RECORDS SHOWN:
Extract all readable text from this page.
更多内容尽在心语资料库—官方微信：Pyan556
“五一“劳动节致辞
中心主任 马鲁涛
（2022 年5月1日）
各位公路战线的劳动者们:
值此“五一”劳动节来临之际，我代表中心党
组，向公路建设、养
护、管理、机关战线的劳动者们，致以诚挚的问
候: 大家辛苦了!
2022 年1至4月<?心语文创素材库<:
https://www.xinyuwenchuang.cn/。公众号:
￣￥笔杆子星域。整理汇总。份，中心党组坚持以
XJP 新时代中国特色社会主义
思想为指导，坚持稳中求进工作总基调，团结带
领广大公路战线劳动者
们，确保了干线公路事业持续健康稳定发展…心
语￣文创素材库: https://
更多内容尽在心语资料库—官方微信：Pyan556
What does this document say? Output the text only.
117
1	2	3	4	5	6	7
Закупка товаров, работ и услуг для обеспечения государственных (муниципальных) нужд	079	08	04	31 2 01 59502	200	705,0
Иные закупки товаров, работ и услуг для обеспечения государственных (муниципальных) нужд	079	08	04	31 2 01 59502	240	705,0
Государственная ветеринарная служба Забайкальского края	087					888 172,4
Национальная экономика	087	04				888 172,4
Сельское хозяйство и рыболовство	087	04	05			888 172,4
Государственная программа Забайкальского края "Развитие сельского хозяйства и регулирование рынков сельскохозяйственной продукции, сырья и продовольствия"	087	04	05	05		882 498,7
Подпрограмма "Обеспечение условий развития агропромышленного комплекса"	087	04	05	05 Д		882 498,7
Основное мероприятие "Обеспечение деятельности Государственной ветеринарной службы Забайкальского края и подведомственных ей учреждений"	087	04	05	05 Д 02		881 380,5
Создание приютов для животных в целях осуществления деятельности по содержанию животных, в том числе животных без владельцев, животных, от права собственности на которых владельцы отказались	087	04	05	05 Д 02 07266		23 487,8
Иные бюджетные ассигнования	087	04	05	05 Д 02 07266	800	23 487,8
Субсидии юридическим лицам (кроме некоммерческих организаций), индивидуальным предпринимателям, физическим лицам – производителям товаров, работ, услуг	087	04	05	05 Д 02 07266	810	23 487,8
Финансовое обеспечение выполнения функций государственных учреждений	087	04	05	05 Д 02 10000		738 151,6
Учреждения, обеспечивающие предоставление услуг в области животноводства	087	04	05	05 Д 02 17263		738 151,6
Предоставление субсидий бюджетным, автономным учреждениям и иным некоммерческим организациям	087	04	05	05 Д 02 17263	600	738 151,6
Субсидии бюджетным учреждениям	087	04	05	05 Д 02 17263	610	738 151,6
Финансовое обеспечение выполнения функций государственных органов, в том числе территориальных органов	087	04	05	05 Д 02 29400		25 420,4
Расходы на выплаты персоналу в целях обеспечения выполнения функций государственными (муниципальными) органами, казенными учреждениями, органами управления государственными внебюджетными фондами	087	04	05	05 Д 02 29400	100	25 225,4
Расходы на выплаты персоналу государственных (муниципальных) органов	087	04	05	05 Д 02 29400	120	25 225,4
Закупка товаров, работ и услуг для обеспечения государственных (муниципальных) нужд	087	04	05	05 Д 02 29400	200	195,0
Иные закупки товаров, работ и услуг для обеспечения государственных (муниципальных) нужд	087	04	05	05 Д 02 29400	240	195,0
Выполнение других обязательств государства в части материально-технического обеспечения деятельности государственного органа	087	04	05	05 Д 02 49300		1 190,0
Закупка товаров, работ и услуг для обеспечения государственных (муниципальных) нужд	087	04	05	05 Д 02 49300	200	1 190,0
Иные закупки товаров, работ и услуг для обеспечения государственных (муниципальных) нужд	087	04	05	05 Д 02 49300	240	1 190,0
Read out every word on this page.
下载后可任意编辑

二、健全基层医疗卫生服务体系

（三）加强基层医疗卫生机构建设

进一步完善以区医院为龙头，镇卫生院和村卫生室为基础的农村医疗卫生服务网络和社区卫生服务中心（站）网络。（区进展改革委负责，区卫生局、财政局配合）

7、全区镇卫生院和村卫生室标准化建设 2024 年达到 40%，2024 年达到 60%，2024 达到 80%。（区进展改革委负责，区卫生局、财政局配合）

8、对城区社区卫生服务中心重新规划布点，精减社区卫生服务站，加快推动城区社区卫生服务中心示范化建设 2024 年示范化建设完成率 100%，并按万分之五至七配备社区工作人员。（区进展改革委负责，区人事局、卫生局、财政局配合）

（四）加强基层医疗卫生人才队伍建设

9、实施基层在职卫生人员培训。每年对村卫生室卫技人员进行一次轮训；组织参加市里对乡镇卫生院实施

REQUIREMENT:
Copy all lines from the entries that contain the word "Расходы".

ANSWER IN FULL:
Расходы на выплаты персоналу в целях обеспечения выполнения функций государственными (муниципальными) органами, казенными учреждениями, органами управления государственными внебюджетными фондами	087	04	05	05 Д 02 29400	100	25 225,4
Расходы на выплаты персоналу государственных (муниципальных) органов	087	04	05	05 Д 02 29400	120	25 225,4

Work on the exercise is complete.